#### DATA SUPPLIED ####
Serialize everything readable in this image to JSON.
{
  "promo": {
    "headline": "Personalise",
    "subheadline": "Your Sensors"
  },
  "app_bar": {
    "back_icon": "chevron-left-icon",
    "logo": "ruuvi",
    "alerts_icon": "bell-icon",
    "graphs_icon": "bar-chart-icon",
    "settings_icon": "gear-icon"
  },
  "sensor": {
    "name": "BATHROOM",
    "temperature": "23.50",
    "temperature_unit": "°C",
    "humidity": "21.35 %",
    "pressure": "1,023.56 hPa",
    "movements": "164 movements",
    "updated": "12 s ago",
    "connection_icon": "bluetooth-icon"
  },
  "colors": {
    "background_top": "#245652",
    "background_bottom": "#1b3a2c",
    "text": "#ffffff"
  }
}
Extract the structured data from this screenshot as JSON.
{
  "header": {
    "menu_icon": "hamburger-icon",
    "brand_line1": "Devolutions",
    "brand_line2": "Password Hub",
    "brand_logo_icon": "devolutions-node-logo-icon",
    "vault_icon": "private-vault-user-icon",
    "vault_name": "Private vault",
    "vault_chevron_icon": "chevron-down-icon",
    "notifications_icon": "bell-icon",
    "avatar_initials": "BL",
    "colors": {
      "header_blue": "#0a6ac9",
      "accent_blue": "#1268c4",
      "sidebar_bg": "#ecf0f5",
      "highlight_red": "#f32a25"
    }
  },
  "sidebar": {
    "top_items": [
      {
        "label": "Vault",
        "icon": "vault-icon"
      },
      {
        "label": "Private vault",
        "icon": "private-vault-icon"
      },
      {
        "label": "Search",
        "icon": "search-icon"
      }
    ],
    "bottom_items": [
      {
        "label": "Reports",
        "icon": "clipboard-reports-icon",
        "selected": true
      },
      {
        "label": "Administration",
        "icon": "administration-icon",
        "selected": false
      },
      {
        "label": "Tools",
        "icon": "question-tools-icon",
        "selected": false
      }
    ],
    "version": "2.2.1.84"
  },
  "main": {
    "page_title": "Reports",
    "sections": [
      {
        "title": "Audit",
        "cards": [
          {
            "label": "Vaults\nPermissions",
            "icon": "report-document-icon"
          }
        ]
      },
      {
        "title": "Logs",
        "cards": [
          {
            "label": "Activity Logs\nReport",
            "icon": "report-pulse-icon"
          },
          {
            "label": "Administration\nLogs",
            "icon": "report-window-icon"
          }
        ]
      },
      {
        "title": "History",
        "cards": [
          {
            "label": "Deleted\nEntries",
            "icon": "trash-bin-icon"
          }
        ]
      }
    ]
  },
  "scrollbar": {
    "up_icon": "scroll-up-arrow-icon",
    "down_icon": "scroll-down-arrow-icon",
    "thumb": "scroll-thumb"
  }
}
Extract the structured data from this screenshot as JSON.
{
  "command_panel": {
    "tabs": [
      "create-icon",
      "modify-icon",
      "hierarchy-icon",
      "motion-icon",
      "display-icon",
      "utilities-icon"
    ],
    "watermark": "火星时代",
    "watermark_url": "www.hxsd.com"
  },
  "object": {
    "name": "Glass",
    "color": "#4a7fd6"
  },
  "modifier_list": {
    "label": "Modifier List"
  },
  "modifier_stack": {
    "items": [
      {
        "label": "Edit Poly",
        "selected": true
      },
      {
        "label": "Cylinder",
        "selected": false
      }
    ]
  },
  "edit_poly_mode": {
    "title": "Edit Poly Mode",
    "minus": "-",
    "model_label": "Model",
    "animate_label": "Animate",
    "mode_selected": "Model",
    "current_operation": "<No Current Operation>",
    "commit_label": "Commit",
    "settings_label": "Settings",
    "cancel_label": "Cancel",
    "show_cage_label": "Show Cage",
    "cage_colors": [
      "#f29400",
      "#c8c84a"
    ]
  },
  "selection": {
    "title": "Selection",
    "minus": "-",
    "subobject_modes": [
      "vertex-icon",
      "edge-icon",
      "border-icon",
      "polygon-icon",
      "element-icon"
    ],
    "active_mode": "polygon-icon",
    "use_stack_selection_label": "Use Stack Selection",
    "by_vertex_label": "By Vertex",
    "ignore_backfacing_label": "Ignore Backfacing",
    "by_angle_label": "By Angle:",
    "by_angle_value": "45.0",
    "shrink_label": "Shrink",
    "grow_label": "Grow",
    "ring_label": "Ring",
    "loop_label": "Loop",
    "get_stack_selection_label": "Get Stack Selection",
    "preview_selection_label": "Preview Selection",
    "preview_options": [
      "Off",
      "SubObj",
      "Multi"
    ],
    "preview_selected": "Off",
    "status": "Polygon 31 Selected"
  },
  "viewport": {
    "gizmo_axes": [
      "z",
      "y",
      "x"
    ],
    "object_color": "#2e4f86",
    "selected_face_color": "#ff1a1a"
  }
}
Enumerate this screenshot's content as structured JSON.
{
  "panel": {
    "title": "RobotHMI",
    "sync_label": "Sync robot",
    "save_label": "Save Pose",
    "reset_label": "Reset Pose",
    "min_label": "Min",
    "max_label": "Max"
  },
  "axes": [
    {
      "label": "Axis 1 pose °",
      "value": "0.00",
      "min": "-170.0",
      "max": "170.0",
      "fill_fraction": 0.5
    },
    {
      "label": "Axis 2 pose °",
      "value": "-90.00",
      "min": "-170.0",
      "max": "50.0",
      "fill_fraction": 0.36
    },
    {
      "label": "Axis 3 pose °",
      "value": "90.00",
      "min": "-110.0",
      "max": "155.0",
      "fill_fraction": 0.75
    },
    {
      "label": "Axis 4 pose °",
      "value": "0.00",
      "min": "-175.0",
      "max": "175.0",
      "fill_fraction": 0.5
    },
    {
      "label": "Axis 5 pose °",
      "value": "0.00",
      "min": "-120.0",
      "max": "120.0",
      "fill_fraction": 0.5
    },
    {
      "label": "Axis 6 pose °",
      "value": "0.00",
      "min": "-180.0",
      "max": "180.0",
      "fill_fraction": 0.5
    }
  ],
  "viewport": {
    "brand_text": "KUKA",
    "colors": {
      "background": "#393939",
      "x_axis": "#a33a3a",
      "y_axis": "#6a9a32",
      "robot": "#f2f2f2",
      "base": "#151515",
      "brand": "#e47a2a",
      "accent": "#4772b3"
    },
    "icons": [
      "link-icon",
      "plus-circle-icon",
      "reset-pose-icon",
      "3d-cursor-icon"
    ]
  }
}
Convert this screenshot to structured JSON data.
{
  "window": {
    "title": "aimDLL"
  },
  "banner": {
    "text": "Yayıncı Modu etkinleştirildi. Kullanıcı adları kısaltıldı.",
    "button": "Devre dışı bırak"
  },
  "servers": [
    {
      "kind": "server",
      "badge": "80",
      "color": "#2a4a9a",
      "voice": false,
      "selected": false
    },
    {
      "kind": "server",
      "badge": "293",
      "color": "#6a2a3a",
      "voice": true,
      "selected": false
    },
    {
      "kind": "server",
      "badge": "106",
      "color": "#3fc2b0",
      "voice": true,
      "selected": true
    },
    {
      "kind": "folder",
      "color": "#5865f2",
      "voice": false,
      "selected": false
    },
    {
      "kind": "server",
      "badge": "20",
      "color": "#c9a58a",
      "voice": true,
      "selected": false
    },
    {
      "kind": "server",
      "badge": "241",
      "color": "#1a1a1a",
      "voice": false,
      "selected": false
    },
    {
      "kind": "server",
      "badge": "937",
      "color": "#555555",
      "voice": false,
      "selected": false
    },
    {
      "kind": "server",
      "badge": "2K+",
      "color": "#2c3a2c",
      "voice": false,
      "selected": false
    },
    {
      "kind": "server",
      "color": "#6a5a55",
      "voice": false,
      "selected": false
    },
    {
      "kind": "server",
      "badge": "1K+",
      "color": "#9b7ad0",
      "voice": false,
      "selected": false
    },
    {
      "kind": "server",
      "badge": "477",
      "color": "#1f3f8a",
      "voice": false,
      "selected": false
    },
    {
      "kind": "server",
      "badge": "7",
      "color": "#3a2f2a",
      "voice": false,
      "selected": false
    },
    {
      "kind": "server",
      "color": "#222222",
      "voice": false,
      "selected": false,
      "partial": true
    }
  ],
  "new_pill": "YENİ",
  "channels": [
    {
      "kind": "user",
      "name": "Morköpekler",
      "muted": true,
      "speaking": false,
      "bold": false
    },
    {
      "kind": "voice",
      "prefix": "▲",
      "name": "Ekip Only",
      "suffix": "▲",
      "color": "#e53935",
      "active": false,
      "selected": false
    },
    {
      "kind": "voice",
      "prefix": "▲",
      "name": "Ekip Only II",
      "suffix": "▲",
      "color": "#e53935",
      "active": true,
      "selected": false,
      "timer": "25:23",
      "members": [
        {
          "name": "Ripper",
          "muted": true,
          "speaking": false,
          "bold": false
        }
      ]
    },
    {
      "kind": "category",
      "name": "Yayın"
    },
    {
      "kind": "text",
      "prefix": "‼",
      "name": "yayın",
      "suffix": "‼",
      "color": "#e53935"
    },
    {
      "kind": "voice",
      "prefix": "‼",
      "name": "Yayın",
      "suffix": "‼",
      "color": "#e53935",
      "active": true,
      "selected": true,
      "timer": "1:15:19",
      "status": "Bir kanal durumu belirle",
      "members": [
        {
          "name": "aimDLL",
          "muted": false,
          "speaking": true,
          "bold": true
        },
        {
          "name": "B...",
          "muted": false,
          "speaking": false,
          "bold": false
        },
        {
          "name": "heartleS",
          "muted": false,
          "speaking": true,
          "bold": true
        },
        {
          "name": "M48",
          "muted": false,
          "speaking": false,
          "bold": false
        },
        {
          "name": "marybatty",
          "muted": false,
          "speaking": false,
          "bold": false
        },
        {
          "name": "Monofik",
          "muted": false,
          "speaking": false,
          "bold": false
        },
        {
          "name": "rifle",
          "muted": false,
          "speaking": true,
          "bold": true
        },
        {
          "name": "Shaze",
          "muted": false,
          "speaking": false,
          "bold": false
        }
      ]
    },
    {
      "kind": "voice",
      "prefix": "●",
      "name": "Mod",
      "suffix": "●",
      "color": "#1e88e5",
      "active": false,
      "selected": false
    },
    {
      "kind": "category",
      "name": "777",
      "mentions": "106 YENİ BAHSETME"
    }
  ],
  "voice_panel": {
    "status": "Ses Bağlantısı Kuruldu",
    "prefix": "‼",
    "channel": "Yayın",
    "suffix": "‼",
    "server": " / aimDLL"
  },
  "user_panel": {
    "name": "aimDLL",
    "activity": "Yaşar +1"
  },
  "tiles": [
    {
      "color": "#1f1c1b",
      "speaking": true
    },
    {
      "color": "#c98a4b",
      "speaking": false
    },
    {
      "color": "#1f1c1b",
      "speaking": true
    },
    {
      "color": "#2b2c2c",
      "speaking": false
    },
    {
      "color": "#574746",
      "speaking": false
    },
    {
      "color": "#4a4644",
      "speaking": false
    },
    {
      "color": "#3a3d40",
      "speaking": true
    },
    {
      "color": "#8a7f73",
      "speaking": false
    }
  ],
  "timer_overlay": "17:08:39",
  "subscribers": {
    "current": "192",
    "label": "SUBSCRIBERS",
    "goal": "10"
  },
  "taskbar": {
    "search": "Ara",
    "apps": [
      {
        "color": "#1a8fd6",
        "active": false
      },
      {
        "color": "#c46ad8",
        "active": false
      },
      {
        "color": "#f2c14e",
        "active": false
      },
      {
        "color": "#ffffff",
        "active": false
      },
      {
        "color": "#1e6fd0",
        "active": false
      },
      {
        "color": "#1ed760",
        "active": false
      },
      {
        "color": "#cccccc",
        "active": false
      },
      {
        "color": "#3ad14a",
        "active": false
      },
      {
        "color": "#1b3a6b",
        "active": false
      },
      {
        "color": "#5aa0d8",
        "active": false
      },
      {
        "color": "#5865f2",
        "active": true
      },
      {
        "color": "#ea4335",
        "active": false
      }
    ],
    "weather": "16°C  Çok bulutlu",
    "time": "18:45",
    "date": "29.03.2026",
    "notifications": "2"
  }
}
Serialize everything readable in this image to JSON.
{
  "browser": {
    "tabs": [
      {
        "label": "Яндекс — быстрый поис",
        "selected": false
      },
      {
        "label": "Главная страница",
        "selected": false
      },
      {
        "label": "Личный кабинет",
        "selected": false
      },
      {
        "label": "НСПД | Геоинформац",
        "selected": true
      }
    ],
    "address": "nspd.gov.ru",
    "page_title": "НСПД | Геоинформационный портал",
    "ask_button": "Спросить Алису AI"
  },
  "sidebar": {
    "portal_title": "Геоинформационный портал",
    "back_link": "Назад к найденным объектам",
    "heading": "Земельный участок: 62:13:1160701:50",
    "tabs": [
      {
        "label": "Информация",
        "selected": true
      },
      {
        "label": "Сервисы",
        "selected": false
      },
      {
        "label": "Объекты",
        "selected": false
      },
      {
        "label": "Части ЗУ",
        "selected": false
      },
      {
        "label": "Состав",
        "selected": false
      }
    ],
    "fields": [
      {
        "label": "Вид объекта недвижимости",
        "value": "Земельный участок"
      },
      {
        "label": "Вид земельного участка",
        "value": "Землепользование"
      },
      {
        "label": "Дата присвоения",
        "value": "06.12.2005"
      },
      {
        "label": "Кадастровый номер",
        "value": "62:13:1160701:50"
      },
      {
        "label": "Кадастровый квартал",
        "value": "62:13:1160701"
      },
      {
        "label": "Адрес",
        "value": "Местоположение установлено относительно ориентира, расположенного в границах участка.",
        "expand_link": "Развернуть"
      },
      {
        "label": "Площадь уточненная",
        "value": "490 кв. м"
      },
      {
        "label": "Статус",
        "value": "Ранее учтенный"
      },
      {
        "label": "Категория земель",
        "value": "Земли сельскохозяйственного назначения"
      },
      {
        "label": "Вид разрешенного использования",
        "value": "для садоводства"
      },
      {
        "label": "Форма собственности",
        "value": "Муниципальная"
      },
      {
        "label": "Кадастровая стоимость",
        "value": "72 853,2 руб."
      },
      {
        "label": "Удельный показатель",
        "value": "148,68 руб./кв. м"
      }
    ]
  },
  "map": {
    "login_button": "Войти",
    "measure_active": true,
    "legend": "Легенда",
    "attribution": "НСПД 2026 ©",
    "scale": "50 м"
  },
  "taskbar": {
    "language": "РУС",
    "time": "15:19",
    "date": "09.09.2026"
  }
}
####
**TASK DETAILS:**
Pull every line containing the word "портал" out of the entries above.

**EXERCISE RESPONSE:**
    "page_title": "НСПД | Геоинформационный портал",
    "portal_title": "Геоинформационный портал",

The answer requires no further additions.